PORT-AU-PRINCE, Haiti - How do you find out what the Haitian people really need now, nearly three weeks after the earthquake? You ask them.
Three-person teams, each including at least one member who speaks Creole and French, are fanning out to 152 sites across the country this week, asking a long series of questions to local health and government officials. When they are done, they hope to have a clearer picture of the food, shelter, water, sanitation and health-sector needs of the Haitian population. That's the intent of a weeklong project run by the UN Office for the Coordination of Humanitarian Affairs, the World Health Organization and the U.S. Centers for Disease Control and Prevention.
It is an experiment in another way, too. The data are being collected on hand-held computers such as PDAs, as well as on paper forms marked with pencils. Until fairly recently, disaster responders relied on their senses, and their common sense, to identify problems.
Meanwhile, Haiti's government has detained at least nine Americans on suspicion of trying to take 33 children into the Dominican Republic without authorization, Haiti's communications minister said.

■ What is required
Edit the part of the Haiti earthquake article between "Three-person teams, each" and "to identify problems.", inclusive, replacing "Creole" with "Haitian Creole", and write out the edited passage.

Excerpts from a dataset
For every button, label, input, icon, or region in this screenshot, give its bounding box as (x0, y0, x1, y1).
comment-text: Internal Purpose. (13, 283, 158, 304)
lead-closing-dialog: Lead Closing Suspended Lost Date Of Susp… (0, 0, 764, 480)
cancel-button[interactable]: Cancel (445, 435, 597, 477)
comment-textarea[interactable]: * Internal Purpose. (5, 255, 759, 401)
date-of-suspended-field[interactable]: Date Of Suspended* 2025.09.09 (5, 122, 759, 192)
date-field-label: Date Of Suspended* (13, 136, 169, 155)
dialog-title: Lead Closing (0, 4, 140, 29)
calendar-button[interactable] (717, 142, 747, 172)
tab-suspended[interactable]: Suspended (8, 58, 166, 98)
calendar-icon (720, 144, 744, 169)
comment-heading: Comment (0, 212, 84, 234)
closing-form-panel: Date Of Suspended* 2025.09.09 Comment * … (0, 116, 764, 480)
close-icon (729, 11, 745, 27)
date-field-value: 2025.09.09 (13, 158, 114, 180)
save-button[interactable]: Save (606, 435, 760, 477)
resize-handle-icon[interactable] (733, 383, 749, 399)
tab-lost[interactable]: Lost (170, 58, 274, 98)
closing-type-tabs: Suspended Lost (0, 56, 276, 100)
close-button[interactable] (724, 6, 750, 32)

■ Answer section
Three-person teams, each including at least one member who speaks Haitian Creole and French, are fanning out to 152 sites across the country this week, asking a long series of questions to local health and government officials. When they are done, they hope to have a clearer picture of the food, shelter, water, sanitation and health-sector needs of the Haitian population. That's the intent of a weeklong project run by the UN Office for the Coordination of Humanitarian Affairs, the World Health Organization and the U.S. Centers for Disease Control and Prevention.
It is an experiment in another way, too. The data are being collected on hand-held computers such as PDAs, as well as on paper forms marked with pencils. Until fairly recently, disaster responders relied on their senses, and their common sense, to identify problems.